— Start SUPPLIED MATERIAL —

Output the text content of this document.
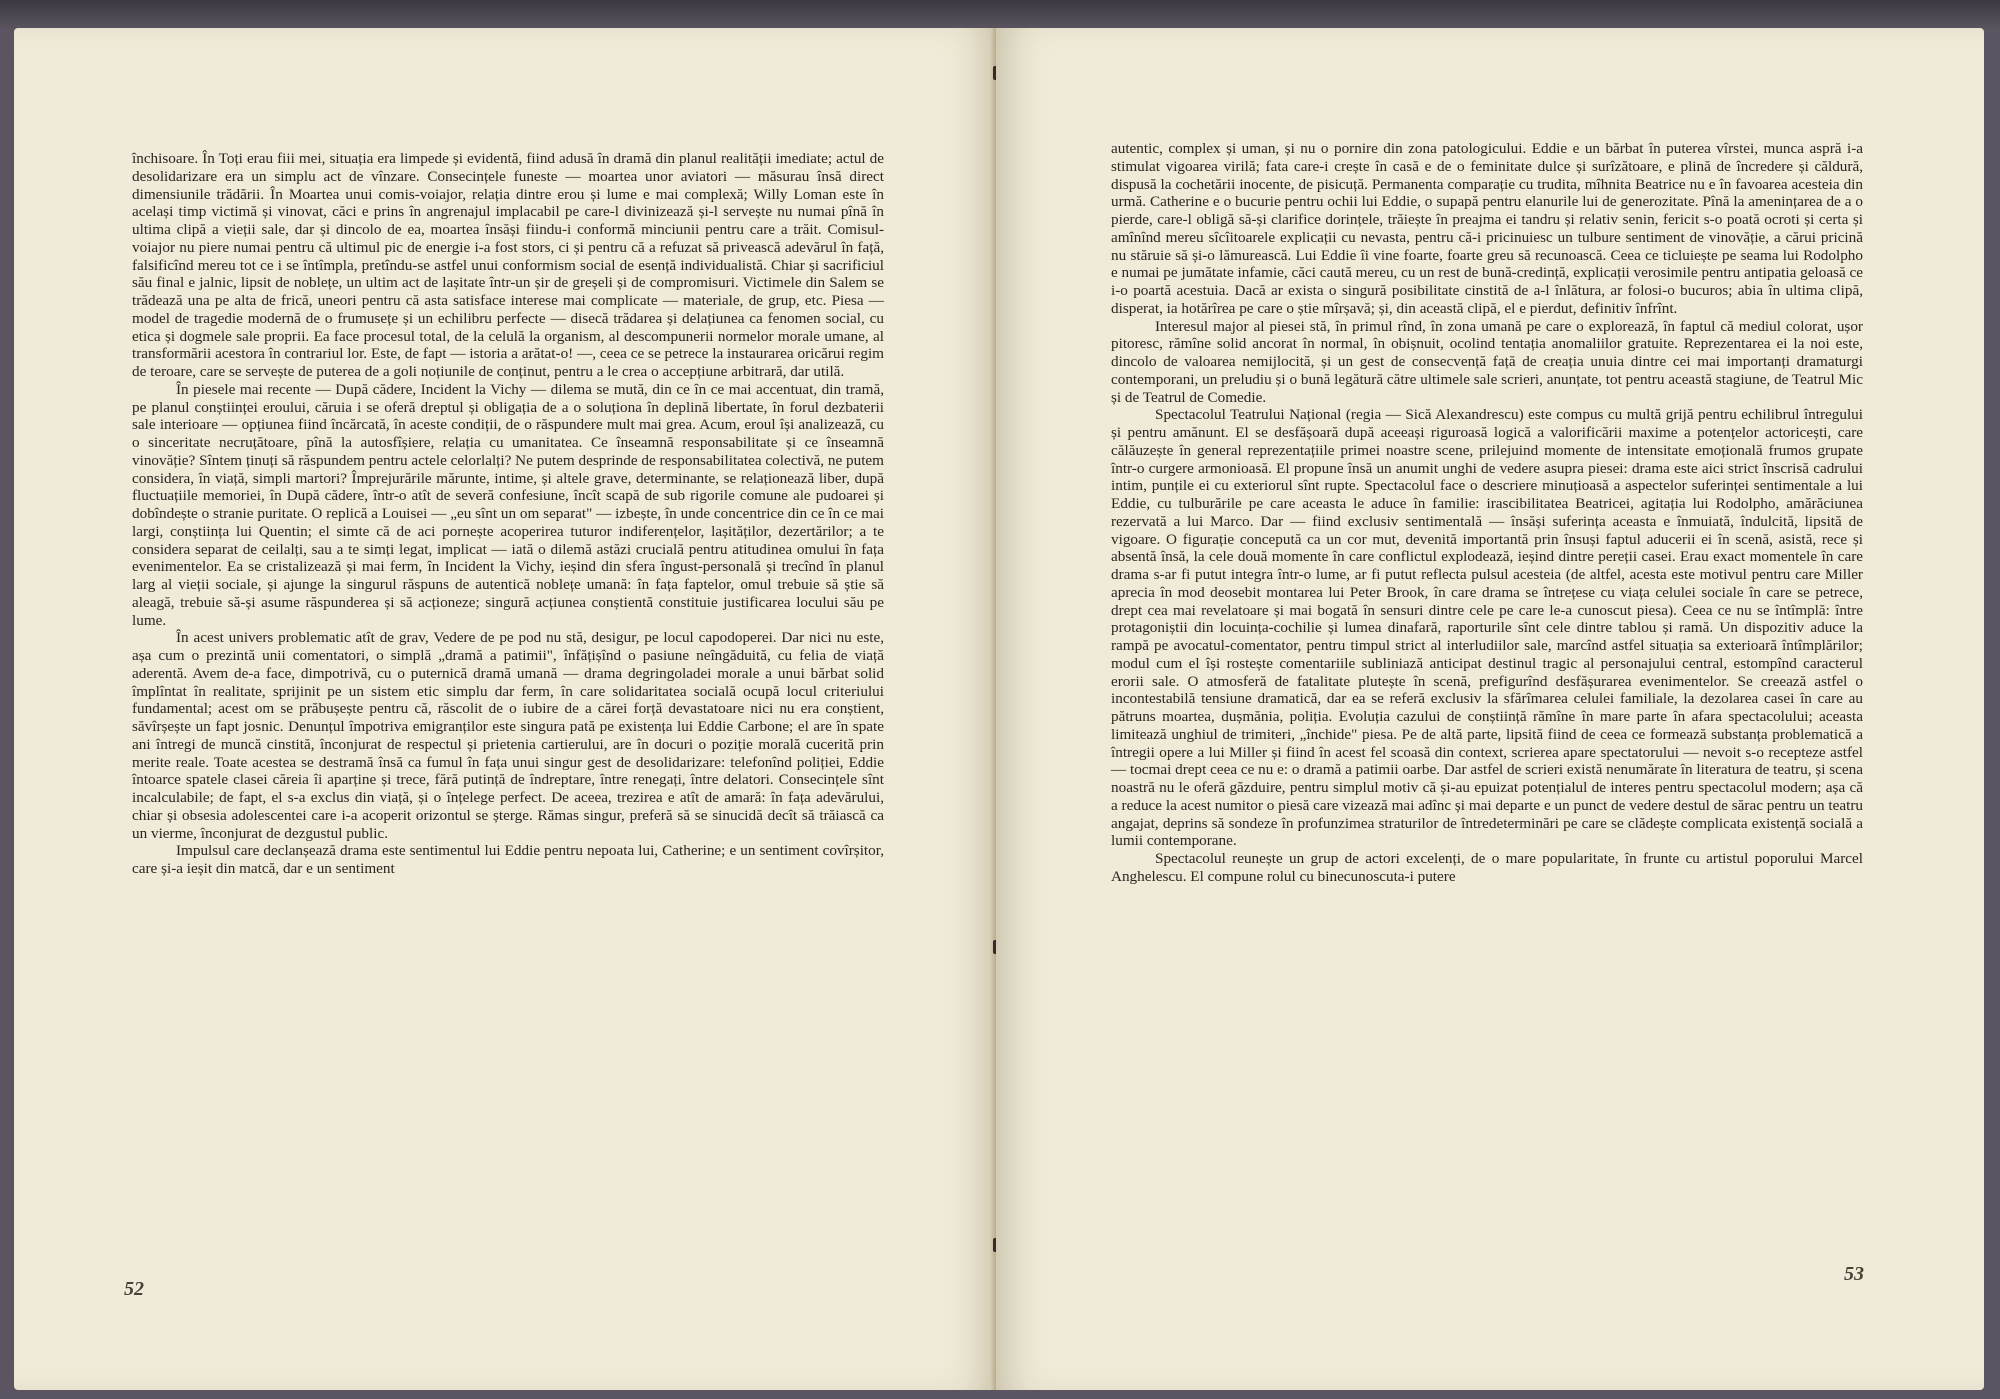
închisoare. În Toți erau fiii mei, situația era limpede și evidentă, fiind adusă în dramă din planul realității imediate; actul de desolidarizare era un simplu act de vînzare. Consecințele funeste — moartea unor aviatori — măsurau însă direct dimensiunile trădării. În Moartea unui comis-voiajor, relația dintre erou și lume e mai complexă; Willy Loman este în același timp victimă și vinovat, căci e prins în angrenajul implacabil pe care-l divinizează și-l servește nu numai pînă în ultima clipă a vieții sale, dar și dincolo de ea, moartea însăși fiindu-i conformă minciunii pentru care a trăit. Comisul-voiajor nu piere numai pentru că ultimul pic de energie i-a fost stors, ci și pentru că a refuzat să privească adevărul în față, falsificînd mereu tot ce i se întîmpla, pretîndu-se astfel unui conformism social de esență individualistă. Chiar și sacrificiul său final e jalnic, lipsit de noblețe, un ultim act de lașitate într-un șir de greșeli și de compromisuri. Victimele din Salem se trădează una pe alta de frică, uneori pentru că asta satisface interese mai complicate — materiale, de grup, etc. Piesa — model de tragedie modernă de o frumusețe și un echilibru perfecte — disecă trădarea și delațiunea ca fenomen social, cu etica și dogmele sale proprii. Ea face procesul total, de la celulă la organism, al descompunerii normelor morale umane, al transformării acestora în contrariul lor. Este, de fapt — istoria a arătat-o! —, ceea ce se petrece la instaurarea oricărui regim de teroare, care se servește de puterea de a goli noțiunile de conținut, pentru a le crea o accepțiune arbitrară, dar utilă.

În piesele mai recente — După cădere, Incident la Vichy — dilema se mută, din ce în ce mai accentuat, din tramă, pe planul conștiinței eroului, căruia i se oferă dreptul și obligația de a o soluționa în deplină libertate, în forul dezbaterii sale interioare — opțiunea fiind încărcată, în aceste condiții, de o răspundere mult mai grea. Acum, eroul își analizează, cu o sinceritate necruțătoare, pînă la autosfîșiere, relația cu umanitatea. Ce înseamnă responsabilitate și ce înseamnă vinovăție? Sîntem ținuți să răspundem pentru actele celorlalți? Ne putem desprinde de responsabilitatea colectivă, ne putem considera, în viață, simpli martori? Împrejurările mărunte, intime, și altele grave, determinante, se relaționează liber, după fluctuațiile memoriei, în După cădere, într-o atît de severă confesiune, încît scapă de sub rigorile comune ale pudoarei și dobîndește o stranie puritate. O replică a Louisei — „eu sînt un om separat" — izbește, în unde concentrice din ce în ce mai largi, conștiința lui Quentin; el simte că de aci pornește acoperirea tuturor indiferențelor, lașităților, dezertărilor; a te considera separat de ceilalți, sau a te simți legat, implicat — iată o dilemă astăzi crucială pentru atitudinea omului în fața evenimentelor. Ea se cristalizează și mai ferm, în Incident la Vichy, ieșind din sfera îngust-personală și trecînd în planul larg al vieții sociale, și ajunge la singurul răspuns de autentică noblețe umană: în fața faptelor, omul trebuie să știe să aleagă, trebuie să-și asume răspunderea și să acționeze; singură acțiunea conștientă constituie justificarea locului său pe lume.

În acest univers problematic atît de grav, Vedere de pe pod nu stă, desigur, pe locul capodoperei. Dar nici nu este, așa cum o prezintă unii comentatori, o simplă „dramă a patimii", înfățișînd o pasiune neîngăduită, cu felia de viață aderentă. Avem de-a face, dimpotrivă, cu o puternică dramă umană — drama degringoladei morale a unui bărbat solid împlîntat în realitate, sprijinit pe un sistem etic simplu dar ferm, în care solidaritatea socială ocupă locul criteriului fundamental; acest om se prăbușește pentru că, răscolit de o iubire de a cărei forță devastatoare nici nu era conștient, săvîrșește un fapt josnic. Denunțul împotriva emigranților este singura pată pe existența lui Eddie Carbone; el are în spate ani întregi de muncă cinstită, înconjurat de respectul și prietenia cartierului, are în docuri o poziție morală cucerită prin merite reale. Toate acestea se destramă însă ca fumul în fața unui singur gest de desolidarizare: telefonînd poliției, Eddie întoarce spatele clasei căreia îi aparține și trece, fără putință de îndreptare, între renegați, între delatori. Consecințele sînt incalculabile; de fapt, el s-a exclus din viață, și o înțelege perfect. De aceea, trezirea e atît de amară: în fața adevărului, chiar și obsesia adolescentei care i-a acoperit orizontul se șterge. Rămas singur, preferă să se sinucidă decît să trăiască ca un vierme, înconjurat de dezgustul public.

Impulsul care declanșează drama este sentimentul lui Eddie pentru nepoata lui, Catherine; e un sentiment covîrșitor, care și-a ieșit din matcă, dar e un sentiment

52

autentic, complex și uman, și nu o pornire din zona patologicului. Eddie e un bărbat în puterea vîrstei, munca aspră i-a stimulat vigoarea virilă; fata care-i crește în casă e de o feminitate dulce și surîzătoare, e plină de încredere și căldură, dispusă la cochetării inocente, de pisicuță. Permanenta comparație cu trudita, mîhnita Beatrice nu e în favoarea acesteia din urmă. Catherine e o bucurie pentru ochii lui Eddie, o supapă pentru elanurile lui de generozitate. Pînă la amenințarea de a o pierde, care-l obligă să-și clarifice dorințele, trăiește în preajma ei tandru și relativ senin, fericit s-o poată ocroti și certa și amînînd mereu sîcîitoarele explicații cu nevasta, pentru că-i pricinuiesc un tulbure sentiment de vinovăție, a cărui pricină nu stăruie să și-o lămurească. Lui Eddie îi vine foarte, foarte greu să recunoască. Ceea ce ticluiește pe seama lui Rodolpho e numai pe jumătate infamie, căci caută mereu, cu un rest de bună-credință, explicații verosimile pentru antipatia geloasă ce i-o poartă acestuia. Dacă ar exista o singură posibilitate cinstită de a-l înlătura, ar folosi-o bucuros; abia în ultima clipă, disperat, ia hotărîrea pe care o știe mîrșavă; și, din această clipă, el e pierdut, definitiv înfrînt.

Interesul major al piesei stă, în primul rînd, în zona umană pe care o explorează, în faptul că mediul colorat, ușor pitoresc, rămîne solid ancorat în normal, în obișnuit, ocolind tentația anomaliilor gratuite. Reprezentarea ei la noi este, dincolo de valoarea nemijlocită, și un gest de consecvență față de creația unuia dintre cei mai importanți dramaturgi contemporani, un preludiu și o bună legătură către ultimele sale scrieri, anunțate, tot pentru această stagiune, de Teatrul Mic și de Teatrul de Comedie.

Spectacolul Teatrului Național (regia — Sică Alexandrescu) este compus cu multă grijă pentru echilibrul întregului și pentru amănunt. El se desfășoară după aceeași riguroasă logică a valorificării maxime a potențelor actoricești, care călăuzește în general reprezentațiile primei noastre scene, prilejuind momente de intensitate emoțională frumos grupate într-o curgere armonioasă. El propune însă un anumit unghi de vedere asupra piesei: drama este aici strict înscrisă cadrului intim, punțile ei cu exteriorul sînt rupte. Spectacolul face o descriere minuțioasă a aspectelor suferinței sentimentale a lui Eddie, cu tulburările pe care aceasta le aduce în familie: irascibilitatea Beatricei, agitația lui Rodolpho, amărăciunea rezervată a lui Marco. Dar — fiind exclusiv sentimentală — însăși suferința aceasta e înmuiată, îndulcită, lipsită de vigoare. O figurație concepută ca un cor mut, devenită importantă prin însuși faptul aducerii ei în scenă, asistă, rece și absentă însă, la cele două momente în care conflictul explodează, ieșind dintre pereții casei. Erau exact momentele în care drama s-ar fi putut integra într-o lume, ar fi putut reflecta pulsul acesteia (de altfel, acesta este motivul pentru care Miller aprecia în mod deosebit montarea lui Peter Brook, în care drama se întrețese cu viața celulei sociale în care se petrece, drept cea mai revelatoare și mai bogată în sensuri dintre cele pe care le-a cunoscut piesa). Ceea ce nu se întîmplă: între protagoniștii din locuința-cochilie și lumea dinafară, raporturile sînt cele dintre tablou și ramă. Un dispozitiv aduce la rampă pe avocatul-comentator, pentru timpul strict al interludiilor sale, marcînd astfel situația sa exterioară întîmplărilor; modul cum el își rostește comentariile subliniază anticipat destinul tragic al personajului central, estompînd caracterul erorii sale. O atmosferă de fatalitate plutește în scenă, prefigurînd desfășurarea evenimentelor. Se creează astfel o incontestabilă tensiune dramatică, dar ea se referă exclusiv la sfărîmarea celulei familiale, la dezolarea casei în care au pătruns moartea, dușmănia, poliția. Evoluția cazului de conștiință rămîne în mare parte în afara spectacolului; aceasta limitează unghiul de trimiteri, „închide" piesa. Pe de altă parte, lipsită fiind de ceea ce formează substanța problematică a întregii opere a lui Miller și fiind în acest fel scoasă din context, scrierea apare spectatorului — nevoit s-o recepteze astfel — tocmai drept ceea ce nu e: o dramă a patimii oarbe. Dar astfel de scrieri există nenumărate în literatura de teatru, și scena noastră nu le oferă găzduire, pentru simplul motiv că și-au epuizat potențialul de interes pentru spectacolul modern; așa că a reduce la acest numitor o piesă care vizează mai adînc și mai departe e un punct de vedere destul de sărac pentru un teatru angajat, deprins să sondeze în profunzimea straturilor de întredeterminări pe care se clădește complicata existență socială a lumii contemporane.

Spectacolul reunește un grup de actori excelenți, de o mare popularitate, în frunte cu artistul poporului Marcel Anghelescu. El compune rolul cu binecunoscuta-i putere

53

— End SUPPLIED MATERIAL —
— Start SUPPLIED MATERIAL —

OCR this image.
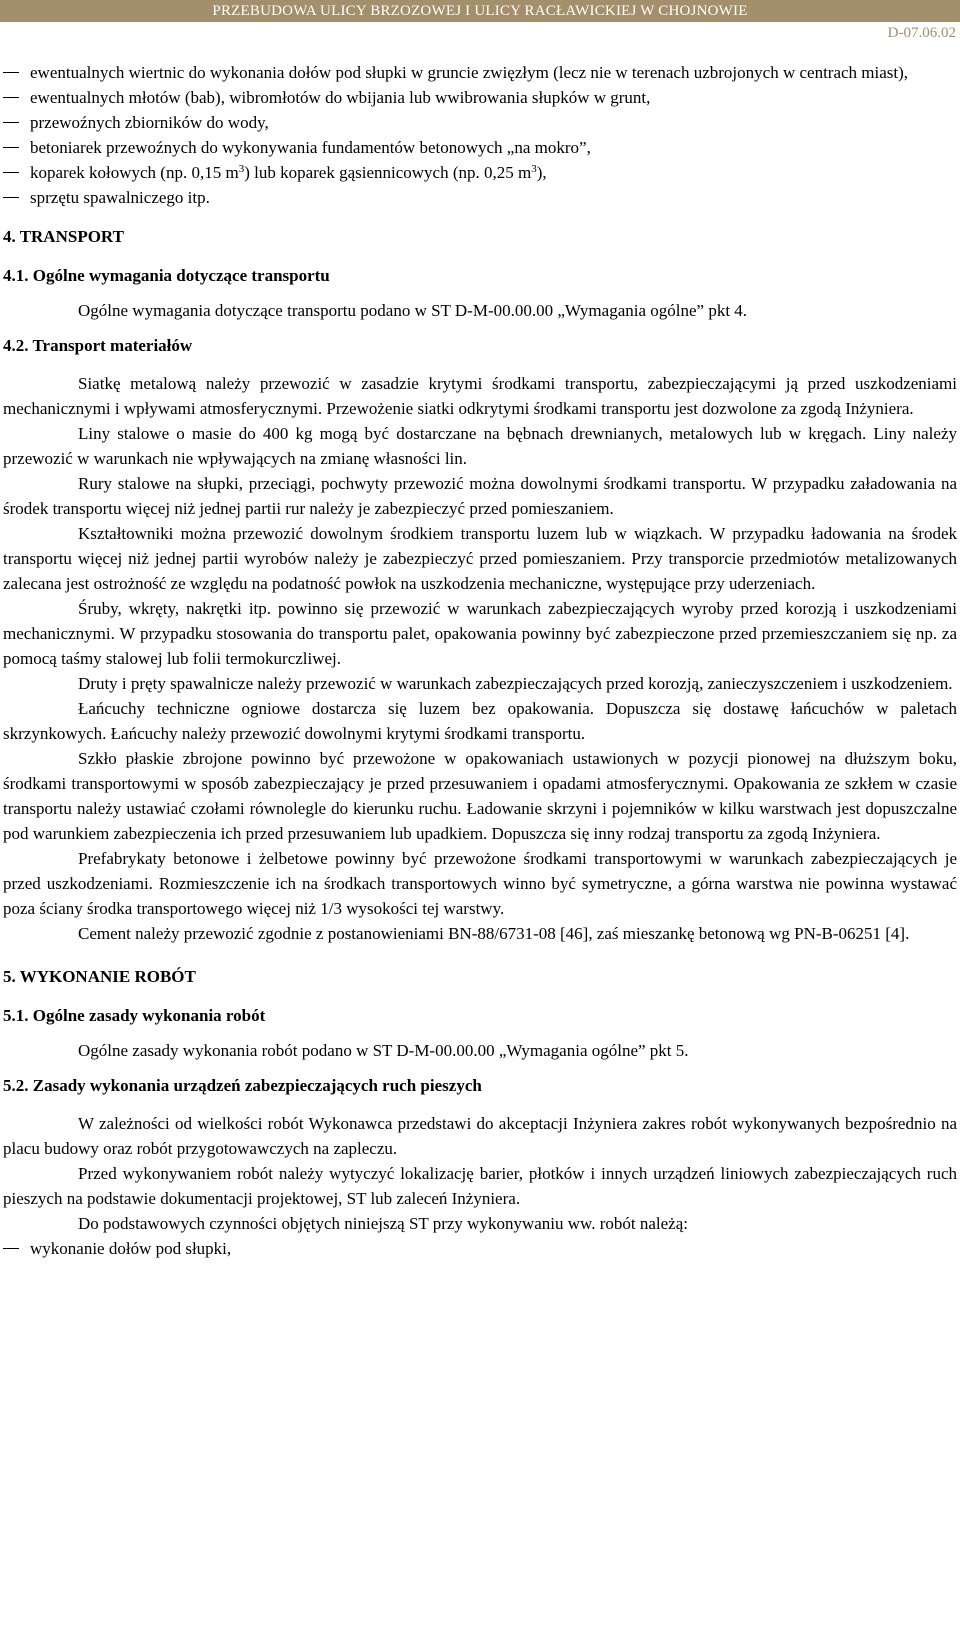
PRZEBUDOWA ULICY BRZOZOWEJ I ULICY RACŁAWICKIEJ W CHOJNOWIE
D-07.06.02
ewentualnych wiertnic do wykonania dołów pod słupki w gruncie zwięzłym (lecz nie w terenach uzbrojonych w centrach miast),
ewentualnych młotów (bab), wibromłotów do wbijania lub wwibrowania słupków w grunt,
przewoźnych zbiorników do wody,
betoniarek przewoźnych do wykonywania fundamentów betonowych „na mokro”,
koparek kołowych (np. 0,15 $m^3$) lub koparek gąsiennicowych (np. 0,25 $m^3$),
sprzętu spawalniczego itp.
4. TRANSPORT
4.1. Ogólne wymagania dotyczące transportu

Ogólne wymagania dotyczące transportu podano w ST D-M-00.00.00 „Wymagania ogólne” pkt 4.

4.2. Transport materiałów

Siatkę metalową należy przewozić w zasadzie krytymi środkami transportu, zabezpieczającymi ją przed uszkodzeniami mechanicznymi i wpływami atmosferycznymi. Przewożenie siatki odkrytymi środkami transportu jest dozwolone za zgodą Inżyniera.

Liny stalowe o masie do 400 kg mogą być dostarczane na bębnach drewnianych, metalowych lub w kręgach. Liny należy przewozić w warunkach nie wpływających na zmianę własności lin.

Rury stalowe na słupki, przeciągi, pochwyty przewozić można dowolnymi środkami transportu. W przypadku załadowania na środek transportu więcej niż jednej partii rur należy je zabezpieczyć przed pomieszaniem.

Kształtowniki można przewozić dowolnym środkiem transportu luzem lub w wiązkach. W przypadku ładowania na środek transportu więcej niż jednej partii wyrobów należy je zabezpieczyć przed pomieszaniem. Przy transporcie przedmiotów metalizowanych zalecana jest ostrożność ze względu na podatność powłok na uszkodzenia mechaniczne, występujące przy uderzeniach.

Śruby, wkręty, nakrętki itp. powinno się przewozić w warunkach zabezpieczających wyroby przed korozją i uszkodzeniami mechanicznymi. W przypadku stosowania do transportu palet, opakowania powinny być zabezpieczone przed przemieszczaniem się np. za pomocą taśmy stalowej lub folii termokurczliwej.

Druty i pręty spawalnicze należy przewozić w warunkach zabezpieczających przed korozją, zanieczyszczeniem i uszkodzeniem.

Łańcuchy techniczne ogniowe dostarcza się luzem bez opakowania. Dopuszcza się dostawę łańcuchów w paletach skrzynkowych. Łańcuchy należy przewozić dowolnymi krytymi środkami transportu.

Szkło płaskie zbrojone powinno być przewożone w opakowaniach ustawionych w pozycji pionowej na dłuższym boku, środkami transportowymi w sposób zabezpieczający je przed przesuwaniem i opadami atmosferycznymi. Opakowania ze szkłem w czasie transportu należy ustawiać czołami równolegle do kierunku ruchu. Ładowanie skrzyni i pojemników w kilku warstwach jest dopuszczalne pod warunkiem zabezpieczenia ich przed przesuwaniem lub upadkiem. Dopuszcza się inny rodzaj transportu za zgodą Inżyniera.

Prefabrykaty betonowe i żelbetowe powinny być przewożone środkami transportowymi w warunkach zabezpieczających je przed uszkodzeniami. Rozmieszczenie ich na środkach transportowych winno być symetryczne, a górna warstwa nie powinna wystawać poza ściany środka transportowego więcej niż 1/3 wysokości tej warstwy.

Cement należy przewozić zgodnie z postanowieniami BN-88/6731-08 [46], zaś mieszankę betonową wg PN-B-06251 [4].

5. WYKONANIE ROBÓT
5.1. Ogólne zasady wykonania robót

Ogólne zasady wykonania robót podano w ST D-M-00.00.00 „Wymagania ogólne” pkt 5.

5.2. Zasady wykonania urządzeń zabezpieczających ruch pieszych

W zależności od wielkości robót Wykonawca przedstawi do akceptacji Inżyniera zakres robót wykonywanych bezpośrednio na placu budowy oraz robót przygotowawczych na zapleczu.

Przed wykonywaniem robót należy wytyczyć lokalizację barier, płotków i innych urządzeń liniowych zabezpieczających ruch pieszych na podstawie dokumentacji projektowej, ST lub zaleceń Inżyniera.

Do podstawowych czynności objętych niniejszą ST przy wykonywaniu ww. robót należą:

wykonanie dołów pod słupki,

— End SUPPLIED MATERIAL —

WHAT NEEDS TO BE DONE: Show the lines of the records that include the string "przypadku".

FINAL ANSWER:
Rury stalowe na słupki, przeciągi, pochwyty przewozić można dowolnymi środkami transportu. W przypadku załadowania na środek transportu więcej niż jednej partii rur należy je zabezpieczyć przed pomieszaniem.
Kształtowniki można przewozić dowolnym środkiem transportu luzem lub w wiązkach. W przypadku ładowania na środek transportu więcej niż jednej partii wyrobów należy je zabezpieczyć przed pomieszaniem. Przy transporcie przedmiotów metalizowanych zalecana jest ostrożność ze względu na podatność powłok na uszkodzenia mechaniczne, występujące przy uderzeniach.
Śruby, wkręty, nakrętki itp. powinno się przewozić w warunkach zabezpieczających wyroby przed korozją i uszkodzeniami mechanicznymi. W przypadku stosowania do transportu palet, opakowania powinny być zabezpieczone przed przemieszczaniem się np. za pomocą taśmy stalowej lub folii termokurczliwej.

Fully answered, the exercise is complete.